# Records from a data source
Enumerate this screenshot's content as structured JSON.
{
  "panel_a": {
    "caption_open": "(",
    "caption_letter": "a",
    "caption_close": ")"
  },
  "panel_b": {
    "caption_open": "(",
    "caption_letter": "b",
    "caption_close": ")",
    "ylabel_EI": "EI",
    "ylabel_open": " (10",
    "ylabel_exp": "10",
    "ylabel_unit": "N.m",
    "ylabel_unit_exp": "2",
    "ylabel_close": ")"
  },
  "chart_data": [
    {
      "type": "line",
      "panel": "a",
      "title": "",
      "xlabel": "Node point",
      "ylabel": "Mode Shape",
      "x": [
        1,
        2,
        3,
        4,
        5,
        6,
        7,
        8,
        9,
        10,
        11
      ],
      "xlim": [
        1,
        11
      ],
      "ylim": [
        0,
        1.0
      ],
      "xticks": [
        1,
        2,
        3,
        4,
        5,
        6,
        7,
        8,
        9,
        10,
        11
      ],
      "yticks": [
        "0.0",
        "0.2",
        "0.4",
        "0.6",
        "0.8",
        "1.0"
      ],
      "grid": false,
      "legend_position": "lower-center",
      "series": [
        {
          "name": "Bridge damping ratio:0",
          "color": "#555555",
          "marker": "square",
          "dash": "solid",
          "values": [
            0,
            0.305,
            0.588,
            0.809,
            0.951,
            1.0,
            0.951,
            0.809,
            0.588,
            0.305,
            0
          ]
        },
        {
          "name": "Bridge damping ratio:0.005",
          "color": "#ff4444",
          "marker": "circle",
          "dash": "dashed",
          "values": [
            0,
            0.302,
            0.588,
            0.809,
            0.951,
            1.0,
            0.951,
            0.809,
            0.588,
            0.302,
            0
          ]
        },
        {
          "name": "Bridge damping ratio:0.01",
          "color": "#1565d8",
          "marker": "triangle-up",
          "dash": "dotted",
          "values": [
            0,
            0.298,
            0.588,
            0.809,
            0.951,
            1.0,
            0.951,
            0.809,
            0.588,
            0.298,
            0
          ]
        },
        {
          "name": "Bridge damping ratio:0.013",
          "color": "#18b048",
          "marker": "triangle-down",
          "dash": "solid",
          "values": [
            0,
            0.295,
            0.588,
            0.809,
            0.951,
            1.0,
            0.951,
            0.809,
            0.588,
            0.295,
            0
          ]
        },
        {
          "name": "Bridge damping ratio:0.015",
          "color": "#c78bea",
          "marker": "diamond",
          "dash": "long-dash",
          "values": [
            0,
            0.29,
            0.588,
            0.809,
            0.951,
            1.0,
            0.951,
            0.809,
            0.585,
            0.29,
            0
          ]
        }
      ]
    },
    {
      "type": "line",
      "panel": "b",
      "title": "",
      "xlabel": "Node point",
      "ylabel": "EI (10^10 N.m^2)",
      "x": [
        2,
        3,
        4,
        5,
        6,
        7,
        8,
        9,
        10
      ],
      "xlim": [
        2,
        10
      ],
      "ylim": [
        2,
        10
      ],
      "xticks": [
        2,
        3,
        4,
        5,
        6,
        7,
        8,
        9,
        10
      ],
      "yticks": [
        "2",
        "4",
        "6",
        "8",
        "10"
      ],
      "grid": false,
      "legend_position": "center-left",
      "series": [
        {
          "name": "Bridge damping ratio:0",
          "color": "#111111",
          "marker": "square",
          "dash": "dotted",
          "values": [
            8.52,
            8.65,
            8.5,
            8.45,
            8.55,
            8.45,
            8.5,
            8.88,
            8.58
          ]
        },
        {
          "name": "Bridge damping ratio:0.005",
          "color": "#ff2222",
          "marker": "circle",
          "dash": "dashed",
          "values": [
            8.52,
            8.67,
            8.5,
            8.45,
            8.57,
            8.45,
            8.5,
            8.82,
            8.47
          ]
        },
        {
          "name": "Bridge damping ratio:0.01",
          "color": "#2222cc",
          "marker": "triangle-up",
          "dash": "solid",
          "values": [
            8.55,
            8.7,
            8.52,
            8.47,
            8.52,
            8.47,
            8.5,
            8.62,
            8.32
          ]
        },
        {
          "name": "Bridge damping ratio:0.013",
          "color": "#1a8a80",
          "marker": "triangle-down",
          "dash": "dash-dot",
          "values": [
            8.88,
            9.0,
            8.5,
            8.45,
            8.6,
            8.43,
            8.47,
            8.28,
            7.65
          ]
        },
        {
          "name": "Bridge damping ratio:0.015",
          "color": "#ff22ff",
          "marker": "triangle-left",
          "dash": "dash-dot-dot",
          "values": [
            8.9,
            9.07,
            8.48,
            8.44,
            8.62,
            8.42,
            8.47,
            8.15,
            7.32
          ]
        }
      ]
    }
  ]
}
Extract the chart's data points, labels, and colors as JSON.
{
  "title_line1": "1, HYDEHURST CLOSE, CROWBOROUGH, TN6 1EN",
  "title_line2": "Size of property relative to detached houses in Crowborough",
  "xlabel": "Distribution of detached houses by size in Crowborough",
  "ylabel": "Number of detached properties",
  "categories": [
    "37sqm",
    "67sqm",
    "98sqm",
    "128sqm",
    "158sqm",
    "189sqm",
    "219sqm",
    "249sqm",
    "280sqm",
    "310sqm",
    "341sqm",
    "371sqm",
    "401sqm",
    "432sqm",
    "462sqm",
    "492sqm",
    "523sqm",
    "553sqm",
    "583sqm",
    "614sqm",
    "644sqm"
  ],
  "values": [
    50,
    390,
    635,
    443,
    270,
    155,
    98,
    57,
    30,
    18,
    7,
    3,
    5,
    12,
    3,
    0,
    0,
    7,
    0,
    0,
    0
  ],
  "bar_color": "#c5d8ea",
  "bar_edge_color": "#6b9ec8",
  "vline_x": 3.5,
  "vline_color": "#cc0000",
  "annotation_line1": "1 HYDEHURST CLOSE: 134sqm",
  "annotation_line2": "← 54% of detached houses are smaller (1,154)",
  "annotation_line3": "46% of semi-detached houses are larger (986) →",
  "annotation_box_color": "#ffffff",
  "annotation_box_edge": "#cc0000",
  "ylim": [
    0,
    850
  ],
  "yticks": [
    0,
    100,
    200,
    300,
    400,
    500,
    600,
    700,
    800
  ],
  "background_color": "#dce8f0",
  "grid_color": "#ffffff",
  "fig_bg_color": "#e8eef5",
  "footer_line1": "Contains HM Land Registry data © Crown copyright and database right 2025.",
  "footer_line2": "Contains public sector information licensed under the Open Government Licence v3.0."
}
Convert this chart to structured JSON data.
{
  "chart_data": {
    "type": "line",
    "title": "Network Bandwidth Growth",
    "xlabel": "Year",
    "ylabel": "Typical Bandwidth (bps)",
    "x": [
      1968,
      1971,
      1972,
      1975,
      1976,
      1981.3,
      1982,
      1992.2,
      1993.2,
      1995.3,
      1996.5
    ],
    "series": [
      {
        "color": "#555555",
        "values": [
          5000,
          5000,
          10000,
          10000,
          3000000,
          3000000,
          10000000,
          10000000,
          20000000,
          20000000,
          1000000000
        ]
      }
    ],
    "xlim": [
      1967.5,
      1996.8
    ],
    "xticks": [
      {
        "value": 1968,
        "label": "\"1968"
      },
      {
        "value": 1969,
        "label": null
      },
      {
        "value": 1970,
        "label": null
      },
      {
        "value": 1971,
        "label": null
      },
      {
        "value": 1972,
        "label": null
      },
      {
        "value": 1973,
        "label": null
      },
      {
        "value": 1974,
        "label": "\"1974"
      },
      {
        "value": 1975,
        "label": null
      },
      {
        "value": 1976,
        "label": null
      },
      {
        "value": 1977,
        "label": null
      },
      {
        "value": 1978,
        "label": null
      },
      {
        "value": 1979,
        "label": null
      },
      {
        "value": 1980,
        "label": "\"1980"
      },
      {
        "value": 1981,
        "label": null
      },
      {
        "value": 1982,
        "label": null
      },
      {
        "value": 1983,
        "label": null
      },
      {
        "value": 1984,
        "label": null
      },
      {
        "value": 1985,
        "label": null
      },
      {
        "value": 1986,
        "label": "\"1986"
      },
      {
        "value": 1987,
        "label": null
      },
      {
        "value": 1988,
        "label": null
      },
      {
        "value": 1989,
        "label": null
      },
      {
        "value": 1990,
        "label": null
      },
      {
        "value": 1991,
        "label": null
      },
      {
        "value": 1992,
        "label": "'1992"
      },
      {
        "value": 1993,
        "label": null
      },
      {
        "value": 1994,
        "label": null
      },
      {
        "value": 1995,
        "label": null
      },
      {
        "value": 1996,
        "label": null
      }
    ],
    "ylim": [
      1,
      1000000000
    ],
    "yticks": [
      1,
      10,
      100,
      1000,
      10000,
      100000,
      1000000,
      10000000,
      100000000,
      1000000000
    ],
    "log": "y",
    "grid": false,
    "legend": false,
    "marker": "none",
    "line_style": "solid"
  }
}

# Job
Select every line in the material above where the string "Contains" occurs, and copy it.

# Result below
  "footer_line1": "Contains HM Land Registry data © Crown copyright and database right 2025.",
  "footer_line2": "Contains public sector information licensed under the Open Government Licence v3.0."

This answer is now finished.